▶ INFORMATION GIVEN:
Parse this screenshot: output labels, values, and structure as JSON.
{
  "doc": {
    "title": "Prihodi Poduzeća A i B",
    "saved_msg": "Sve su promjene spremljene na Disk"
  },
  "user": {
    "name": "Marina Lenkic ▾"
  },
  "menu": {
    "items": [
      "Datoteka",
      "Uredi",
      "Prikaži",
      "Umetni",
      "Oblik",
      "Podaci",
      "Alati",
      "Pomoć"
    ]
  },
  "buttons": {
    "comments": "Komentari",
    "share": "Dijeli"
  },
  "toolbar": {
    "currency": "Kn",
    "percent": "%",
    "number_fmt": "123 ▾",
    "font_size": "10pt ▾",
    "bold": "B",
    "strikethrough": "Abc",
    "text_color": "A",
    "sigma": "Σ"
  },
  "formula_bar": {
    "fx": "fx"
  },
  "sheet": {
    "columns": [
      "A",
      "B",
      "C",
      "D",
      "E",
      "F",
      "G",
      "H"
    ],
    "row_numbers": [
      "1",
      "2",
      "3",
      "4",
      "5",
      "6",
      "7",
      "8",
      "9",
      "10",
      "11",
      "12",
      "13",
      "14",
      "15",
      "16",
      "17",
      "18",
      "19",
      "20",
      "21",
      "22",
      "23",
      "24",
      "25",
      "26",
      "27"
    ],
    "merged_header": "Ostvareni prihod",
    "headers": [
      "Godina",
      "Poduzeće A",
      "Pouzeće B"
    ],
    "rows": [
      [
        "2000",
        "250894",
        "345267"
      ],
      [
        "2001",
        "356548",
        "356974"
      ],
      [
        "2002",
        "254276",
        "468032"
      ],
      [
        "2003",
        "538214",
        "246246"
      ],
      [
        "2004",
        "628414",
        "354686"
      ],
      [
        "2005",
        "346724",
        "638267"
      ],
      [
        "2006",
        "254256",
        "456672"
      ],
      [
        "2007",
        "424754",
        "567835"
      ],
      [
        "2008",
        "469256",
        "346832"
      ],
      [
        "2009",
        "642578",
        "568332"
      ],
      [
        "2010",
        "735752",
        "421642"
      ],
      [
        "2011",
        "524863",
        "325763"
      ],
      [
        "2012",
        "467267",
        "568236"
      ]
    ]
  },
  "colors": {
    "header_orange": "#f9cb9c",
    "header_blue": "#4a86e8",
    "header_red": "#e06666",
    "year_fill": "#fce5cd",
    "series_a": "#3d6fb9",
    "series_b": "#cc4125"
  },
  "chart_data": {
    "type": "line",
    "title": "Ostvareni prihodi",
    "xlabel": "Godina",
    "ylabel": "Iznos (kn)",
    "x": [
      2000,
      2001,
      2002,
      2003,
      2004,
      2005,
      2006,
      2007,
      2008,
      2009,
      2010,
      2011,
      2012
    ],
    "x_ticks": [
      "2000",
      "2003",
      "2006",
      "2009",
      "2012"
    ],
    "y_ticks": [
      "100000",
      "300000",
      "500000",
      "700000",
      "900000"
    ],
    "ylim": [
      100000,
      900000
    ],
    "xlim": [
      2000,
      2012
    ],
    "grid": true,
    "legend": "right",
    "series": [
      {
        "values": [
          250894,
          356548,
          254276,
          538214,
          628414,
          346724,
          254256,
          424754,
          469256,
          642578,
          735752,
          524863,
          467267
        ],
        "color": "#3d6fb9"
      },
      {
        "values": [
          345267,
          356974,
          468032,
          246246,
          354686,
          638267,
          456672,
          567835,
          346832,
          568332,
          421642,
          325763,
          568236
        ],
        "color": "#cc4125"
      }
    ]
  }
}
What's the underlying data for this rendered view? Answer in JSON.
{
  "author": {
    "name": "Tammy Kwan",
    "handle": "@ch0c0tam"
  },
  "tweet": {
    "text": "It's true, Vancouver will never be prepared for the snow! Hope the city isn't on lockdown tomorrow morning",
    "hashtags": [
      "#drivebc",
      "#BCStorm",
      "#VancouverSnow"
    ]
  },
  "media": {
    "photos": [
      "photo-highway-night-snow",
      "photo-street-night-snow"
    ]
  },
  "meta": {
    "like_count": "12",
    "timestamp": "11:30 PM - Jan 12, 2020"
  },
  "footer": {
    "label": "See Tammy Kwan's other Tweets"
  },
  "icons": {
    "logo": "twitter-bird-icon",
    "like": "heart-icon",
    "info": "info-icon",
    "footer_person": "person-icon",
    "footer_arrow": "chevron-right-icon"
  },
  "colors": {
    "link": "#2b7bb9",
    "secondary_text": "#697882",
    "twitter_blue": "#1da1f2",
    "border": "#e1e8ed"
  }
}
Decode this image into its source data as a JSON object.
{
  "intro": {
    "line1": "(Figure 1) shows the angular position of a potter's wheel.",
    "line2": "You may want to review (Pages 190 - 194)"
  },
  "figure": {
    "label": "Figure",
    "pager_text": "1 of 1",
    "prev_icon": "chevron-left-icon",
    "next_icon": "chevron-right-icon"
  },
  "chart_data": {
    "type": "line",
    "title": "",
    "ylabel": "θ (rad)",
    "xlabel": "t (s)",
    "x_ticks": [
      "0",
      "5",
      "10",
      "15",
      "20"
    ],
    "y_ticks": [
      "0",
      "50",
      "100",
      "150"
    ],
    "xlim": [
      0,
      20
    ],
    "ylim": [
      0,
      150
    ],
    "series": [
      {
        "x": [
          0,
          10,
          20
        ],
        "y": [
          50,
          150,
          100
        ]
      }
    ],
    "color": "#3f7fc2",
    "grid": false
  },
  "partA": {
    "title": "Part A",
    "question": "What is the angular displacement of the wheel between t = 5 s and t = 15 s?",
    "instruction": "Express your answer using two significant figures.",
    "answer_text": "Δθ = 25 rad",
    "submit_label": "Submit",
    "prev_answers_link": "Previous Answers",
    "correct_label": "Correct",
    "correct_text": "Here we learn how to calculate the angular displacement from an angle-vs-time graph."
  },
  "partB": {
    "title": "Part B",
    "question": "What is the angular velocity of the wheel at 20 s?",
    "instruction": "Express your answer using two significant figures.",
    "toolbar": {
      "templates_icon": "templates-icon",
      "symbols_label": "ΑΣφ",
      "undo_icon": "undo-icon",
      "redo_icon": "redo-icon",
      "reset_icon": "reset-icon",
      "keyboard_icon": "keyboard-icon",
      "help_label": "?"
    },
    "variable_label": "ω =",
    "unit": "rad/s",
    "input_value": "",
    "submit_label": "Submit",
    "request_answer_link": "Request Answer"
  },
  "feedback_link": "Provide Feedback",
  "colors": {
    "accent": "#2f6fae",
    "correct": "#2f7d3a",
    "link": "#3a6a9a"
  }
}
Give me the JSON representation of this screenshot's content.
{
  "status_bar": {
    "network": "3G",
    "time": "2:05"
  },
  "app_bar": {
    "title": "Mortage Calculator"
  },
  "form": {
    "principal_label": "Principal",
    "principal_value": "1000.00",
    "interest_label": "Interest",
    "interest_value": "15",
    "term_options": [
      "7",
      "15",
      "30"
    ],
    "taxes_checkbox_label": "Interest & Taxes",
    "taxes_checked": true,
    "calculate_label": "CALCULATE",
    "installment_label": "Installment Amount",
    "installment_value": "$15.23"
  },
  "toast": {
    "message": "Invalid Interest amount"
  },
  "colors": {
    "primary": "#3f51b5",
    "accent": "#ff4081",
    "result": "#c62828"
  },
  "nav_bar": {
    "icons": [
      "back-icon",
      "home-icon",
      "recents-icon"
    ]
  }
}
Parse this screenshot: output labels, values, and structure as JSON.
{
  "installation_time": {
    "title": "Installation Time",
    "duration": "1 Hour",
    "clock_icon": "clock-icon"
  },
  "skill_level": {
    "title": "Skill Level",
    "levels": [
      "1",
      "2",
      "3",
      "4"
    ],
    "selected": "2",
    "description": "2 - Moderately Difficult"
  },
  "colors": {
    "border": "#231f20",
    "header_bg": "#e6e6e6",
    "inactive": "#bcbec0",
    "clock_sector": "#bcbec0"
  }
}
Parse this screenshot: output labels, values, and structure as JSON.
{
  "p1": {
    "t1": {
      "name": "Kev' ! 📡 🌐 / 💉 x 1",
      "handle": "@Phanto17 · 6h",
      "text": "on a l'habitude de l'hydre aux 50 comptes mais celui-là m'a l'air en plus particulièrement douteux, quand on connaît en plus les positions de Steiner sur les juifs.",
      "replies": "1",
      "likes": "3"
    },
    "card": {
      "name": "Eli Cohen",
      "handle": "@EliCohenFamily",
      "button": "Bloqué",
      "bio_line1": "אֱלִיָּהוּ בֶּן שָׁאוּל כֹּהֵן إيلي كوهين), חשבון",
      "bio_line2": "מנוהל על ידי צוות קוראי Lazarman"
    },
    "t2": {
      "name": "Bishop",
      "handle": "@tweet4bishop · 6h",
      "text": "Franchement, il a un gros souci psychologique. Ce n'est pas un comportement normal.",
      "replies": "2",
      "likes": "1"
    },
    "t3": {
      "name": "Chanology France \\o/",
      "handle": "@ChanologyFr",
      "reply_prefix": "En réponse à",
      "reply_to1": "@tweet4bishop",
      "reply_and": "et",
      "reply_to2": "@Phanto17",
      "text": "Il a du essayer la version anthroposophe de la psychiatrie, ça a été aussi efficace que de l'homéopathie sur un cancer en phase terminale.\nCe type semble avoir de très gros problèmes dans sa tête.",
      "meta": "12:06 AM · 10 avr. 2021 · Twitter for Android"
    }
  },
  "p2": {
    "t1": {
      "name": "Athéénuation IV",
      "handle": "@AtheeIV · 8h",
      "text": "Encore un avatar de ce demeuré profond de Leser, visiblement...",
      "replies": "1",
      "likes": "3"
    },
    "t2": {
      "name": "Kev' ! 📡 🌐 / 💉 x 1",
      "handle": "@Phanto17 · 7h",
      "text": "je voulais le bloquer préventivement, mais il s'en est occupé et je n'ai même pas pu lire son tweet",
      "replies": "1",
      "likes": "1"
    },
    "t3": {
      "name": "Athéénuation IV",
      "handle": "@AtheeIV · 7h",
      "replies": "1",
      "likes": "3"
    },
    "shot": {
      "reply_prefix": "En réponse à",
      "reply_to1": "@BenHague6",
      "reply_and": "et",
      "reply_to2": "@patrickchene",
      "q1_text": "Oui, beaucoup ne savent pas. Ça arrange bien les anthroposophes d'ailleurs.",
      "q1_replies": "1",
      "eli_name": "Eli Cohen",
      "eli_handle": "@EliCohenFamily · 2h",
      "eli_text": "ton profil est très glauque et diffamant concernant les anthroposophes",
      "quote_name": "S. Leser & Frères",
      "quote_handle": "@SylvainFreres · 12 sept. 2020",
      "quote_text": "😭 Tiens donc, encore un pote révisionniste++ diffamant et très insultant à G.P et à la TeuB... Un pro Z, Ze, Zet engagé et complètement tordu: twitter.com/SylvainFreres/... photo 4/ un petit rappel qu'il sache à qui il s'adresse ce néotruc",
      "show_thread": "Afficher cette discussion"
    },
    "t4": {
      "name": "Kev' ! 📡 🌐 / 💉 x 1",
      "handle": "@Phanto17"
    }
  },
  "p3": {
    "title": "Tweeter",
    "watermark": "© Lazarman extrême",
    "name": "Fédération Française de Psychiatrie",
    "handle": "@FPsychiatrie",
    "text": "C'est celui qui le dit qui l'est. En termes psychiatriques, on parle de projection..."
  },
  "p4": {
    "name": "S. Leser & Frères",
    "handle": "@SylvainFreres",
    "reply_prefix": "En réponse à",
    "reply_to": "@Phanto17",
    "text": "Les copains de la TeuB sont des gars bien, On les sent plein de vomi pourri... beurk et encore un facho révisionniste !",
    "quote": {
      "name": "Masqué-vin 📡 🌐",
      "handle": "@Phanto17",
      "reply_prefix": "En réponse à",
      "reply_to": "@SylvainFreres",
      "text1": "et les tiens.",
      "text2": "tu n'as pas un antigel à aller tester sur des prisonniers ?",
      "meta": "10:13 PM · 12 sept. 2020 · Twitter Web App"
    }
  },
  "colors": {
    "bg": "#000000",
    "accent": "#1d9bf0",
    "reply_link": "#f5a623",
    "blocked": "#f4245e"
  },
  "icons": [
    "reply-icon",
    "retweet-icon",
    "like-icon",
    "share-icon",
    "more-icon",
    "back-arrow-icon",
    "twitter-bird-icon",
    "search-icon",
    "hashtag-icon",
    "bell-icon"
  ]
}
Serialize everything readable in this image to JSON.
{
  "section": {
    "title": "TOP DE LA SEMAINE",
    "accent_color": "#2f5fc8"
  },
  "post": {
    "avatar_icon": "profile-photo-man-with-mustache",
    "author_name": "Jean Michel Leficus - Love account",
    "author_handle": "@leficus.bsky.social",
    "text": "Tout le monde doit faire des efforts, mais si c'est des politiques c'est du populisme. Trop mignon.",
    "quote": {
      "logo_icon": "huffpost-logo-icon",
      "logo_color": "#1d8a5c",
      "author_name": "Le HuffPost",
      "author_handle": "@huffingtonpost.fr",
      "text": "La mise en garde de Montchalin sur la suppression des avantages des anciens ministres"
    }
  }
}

▶ WORK TO COMPLETE: Return each line that includes "Lazarman".

▶ THE ANSWER:
      "bio_line2": "מנוהל על ידי צוות קוראי Lazarman"
    "watermark": "© Lazarman extrême",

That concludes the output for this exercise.